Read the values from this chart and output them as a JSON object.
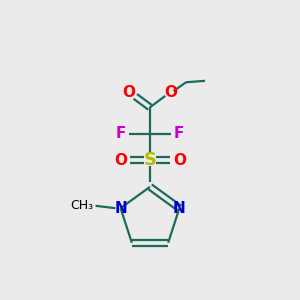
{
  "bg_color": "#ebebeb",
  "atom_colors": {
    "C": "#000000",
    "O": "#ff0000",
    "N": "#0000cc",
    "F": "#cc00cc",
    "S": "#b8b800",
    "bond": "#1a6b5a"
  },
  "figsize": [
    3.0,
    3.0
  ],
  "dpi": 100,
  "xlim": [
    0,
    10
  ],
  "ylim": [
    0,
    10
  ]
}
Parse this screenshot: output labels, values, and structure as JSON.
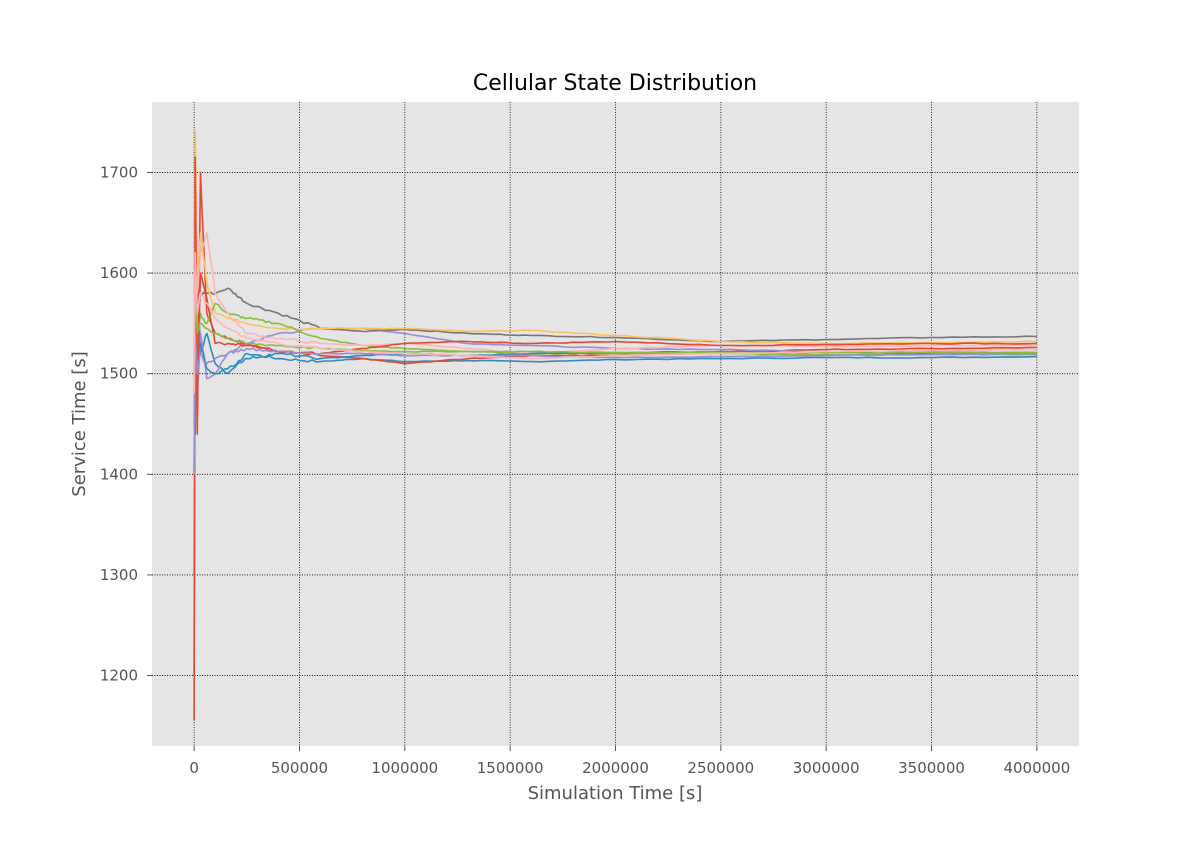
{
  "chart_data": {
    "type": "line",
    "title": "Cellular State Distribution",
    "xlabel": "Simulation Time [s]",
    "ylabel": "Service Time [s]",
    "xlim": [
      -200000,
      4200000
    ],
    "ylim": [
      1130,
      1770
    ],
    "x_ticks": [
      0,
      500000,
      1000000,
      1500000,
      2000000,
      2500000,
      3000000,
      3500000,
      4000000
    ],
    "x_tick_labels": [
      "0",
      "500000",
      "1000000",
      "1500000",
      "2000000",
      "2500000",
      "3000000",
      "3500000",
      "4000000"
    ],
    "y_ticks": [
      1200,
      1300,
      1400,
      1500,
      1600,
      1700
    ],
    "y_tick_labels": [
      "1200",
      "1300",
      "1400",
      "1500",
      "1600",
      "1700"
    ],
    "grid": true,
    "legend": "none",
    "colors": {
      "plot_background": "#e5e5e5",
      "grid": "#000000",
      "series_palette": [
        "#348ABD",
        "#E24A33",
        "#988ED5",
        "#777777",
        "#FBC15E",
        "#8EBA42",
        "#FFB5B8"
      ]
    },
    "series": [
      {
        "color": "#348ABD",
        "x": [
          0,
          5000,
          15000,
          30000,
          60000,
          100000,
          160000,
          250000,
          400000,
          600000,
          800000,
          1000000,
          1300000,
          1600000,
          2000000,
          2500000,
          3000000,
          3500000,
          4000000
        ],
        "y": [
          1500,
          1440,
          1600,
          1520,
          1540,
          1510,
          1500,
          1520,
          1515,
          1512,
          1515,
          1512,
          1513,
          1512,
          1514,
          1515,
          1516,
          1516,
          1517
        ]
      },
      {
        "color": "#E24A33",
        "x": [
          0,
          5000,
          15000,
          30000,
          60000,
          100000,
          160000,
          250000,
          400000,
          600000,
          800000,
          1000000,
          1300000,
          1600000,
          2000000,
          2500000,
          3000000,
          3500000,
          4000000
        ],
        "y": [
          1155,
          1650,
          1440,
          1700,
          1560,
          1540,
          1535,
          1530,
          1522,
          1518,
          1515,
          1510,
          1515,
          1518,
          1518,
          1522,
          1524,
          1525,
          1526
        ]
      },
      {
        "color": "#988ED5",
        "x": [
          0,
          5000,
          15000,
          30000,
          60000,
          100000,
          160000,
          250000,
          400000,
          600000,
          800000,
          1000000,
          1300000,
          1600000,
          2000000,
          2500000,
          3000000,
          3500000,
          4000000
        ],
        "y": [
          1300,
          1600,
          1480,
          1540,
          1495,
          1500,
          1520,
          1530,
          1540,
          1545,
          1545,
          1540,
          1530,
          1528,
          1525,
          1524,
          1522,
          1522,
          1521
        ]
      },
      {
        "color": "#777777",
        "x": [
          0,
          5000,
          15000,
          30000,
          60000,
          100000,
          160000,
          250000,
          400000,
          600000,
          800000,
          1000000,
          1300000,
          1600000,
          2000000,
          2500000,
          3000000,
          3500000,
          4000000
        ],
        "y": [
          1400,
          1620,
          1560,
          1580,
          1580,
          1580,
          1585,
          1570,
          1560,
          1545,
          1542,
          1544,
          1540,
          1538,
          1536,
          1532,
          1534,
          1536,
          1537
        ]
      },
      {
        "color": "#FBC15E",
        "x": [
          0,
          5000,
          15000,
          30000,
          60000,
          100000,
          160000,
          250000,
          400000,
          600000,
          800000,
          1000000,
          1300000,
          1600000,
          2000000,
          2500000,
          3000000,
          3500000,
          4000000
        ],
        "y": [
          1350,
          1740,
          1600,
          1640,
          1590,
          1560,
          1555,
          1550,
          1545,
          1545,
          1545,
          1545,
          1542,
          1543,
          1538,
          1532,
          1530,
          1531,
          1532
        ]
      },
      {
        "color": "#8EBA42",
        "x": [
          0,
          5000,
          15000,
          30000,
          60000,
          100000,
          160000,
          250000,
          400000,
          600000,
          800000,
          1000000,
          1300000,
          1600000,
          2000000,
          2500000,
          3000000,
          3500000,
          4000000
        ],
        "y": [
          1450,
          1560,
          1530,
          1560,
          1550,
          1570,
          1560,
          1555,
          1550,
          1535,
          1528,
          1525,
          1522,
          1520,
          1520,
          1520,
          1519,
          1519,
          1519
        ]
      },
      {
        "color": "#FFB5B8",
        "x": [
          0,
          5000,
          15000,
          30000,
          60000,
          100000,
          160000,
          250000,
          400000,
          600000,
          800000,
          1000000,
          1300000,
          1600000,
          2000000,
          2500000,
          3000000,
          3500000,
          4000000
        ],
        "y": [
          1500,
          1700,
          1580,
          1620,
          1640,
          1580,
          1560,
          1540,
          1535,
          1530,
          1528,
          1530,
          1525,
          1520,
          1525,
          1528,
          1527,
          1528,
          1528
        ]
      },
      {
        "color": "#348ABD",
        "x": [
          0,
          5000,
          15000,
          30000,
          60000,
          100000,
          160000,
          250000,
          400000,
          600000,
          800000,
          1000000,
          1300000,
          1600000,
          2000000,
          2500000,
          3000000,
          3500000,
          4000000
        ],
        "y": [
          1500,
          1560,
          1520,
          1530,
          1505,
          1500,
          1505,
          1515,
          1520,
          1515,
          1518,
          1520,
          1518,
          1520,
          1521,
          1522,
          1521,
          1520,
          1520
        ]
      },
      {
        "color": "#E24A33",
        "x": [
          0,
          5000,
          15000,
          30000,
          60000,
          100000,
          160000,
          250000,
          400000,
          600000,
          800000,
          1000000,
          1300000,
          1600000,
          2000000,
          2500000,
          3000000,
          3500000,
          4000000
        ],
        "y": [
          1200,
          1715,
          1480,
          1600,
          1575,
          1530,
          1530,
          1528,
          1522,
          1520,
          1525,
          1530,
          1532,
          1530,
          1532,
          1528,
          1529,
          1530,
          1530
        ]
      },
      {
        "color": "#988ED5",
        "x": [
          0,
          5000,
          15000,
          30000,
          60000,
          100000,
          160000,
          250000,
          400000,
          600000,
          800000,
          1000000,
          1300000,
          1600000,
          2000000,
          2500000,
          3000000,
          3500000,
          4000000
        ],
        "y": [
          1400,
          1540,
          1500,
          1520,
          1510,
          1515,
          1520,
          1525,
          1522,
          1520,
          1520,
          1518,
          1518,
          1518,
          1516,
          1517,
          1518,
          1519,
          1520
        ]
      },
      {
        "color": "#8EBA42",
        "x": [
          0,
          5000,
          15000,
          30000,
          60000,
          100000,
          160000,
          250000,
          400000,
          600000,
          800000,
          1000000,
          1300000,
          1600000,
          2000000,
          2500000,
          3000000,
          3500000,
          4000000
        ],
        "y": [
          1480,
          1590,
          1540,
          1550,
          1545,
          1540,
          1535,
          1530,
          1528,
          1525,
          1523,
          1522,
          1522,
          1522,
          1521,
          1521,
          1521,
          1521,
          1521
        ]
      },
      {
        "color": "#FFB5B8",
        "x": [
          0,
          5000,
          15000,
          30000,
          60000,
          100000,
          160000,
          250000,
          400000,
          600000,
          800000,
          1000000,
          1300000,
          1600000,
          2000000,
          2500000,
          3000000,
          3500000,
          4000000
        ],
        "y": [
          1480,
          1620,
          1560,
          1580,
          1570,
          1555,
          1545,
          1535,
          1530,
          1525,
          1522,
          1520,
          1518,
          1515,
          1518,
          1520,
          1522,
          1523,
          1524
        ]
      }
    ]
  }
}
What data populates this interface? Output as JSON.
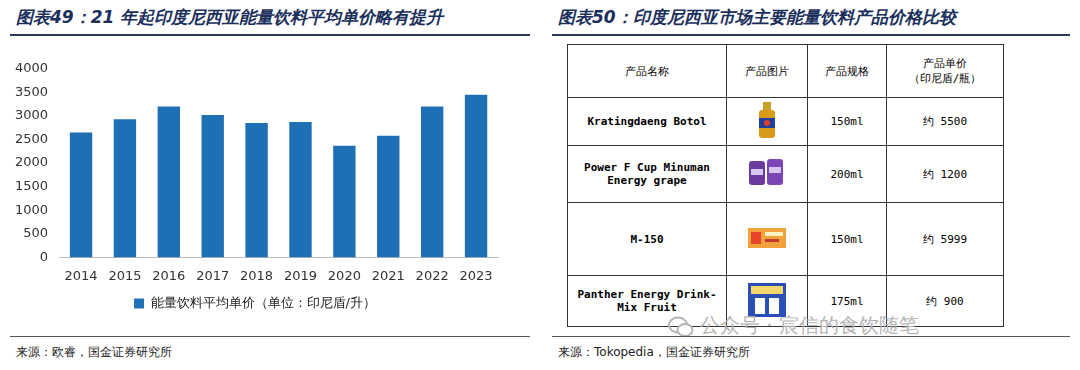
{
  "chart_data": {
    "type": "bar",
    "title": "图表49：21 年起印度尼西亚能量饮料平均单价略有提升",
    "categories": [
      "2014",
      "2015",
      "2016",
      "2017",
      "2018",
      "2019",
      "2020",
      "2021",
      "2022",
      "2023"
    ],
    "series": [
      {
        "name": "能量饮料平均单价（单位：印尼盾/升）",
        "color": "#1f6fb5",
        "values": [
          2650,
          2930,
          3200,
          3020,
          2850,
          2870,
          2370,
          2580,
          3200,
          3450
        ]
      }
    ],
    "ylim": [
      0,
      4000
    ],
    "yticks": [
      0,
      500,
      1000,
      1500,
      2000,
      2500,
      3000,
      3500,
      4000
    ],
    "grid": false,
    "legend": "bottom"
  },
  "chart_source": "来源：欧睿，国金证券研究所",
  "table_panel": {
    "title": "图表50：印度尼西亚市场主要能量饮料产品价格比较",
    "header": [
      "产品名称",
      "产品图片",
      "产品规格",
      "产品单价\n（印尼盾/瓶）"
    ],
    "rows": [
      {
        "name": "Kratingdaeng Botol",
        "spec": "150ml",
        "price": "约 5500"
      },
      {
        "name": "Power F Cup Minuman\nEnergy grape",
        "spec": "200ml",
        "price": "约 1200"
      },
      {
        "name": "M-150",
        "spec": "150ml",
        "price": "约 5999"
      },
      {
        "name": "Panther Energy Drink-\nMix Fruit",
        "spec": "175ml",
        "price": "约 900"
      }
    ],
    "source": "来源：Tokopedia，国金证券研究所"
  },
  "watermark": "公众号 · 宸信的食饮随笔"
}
┄┄┄┄┄┄
* _Exercise_:
Emit an exact copy of the lines from the line bearing "What data populates" through the last line above, inclusive, and leave the images out.

* _Final result_:
What data populates this interface? Output as JSON.
{
  "chart_data": {
    "type": "bar",
    "title": "图表49：21 年起印度尼西亚能量饮料平均单价略有提升",
    "categories": [
      "2014",
      "2015",
      "2016",
      "2017",
      "2018",
      "2019",
      "2020",
      "2021",
      "2022",
      "2023"
    ],
    "series": [
      {
        "name": "能量饮料平均单价（单位：印尼盾/升）",
        "color": "#1f6fb5",
        "values": [
          2650,
          2930,
          3200,
          3020,
          2850,
          2870,
          2370,
          2580,
          3200,
          3450
        ]
      }
    ],
    "ylim": [
      0,
      4000
    ],
    "yticks": [
      0,
      500,
      1000,
      1500,
      2000,
      2500,
      3000,
      3500,
      4000
    ],
    "grid": false,
    "legend": "bottom"
  },
  "chart_source": "来源：欧睿，国金证券研究所",
  "table_panel": {
    "title": "图表50：印度尼西亚市场主要能量饮料产品价格比较",
    "header": [
      "产品名称",
      "产品图片",
      "产品规格",
      "产品单价\n（印尼盾/瓶）"
    ],
    "rows": [
      {
        "name": "Kratingdaeng Botol",
        "spec": "150ml",
        "price": "约 5500"
      },
      {
        "name": "Power F Cup Minuman\nEnergy grape",
        "spec": "200ml",
        "price": "约 1200"
      },
      {
        "name": "M-150",
        "spec": "150ml",
        "price": "约 5999"
      },
      {
        "name": "Panther Energy Drink-\nMix Fruit",
        "spec": "175ml",
        "price": "约 900"
      }
    ],
    "source": "来源：Tokopedia，国金证券研究所"
  },
  "watermark": "公众号 · 宸信的食饮随笔"
}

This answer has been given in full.